**GOAL OF THE EXERCISE:** Using the records below, please work out how many lines contain "screenshot"; answer with the number alone.

Stored data entries:
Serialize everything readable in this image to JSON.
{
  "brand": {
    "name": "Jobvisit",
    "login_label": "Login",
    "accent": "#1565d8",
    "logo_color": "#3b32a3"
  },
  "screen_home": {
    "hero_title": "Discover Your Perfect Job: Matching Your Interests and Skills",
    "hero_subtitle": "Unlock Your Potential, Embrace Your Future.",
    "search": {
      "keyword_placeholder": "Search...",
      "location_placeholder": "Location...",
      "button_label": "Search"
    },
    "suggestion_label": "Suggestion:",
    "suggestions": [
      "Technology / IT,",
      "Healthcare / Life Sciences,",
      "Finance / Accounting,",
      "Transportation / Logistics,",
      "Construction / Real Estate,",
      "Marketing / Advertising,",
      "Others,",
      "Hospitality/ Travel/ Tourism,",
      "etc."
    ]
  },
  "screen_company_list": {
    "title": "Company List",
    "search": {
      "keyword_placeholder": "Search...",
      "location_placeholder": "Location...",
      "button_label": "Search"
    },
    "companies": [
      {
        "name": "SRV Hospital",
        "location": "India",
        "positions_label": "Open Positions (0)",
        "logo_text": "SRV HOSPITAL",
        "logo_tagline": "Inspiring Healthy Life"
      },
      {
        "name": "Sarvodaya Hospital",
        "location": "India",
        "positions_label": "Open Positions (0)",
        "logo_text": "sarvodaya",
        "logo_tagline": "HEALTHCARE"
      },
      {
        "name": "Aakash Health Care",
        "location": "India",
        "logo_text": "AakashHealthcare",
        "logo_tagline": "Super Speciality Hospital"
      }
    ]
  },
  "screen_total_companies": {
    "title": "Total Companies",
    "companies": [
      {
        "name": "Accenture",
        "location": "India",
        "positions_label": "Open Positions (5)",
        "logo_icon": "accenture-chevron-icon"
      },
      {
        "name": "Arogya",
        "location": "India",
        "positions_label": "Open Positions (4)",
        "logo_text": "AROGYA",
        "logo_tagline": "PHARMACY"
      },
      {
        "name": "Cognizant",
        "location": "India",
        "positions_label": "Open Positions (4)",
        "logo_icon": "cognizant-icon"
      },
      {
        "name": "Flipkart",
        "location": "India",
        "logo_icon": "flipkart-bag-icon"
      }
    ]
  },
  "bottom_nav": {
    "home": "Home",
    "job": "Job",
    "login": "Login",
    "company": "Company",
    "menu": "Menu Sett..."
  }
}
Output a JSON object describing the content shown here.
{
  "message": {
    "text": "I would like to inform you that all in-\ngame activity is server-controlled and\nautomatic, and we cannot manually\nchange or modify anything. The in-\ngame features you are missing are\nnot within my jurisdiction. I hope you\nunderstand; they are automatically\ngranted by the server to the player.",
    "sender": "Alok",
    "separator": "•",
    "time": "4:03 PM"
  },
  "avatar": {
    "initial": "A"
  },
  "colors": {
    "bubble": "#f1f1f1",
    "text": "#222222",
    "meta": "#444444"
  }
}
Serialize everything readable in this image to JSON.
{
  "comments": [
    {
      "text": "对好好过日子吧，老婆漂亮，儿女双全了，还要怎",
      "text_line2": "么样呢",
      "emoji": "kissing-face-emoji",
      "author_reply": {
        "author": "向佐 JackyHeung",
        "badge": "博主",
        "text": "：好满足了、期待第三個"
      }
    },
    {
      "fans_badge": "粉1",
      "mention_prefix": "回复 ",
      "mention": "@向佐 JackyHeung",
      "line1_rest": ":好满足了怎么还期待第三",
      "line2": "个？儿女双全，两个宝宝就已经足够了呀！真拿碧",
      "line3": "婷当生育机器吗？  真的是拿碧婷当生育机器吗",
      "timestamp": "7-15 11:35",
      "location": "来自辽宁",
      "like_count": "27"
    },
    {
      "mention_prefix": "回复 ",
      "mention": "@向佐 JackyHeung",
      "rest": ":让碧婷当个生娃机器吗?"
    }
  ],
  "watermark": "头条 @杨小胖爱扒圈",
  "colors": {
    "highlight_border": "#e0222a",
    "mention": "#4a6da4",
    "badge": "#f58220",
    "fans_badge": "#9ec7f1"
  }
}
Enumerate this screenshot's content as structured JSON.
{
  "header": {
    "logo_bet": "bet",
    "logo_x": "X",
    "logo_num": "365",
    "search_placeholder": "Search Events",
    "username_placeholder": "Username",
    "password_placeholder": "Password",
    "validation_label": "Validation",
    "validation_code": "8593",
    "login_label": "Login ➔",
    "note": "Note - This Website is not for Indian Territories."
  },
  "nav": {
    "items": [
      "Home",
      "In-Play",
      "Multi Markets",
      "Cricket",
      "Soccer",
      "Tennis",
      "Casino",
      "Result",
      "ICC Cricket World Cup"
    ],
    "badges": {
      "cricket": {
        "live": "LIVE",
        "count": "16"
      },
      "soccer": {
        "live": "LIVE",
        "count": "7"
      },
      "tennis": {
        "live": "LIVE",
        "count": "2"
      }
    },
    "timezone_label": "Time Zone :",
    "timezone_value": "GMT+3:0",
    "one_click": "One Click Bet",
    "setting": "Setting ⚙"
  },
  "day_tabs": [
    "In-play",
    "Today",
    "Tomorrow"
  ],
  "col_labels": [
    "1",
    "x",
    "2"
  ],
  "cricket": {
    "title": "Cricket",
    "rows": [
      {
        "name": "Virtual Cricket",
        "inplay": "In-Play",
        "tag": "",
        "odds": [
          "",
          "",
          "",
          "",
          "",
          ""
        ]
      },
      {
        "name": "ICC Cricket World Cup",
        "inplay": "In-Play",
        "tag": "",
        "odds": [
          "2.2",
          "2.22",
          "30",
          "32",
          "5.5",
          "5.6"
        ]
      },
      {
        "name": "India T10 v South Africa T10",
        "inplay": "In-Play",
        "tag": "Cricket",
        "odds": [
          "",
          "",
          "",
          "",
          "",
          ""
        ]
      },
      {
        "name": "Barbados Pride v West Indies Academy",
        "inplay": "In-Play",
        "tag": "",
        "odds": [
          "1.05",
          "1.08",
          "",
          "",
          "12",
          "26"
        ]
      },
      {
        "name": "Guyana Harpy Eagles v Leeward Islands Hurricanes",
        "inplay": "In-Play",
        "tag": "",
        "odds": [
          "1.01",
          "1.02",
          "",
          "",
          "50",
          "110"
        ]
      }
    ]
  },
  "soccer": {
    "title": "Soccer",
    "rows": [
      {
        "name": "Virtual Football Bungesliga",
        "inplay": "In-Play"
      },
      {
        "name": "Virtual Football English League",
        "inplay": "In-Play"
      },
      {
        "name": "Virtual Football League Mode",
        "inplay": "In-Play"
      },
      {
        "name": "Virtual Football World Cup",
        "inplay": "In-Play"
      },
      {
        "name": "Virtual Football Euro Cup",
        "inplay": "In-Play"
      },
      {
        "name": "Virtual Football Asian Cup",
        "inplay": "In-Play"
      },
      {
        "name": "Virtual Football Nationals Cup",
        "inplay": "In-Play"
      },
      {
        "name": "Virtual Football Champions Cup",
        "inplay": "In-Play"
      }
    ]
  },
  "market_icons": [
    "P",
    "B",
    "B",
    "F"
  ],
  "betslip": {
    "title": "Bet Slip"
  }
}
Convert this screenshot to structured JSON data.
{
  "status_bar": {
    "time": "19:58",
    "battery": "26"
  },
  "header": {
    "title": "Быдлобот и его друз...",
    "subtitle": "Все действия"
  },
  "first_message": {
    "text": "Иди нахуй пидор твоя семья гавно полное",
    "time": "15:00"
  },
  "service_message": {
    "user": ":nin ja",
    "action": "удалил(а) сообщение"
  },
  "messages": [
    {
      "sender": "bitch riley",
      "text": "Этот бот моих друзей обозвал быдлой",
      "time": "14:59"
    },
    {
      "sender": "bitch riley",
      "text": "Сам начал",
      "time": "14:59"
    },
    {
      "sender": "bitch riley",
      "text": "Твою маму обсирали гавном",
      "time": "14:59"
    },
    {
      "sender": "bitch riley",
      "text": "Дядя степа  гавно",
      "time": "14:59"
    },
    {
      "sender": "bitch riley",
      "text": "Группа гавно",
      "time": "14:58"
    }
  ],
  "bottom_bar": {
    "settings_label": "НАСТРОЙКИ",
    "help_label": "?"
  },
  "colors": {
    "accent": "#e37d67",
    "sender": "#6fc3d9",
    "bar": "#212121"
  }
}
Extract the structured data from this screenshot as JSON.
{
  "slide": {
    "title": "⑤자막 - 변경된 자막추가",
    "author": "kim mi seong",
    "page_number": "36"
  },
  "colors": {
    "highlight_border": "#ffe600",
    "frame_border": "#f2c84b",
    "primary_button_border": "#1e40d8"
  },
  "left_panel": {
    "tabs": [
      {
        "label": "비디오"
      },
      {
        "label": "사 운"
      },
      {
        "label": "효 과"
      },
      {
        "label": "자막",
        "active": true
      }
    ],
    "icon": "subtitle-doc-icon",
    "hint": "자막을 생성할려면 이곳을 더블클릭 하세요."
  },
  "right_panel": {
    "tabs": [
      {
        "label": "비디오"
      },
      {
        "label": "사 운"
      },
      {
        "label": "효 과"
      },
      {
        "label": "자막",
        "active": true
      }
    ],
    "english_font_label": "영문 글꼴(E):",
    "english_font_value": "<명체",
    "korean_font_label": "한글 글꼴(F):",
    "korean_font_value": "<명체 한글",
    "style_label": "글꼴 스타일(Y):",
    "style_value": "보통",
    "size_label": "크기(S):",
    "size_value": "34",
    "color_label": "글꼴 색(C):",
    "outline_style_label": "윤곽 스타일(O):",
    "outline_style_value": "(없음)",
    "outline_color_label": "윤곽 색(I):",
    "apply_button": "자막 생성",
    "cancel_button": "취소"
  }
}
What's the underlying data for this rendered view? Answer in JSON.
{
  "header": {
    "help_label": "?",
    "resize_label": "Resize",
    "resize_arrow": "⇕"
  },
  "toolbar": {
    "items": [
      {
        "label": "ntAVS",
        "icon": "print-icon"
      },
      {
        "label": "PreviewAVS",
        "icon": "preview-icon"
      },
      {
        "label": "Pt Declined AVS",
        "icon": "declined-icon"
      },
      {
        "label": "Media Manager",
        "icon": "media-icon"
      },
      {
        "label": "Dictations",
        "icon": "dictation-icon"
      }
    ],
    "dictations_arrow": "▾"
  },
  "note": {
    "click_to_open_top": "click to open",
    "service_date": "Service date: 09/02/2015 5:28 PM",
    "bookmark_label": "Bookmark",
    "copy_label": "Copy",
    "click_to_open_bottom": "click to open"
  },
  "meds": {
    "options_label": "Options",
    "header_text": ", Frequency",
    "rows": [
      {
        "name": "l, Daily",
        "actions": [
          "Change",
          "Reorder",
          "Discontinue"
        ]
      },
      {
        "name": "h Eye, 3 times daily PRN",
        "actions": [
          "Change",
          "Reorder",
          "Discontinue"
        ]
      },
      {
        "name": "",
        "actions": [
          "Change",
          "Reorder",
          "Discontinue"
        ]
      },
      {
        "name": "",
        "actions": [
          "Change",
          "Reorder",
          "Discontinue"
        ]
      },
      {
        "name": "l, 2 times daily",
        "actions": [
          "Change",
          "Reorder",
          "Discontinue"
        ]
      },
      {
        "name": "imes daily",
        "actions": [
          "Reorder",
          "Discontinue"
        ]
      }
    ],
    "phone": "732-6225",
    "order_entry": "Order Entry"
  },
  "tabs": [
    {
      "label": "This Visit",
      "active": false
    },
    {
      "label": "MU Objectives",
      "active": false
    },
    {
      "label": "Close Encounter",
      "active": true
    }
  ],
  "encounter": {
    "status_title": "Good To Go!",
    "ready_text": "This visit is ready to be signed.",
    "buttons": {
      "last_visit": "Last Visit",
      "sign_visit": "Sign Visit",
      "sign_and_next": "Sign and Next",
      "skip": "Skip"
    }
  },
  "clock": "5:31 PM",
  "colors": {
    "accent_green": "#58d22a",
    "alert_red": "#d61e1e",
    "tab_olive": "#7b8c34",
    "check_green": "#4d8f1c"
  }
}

**SOLUTION:** 3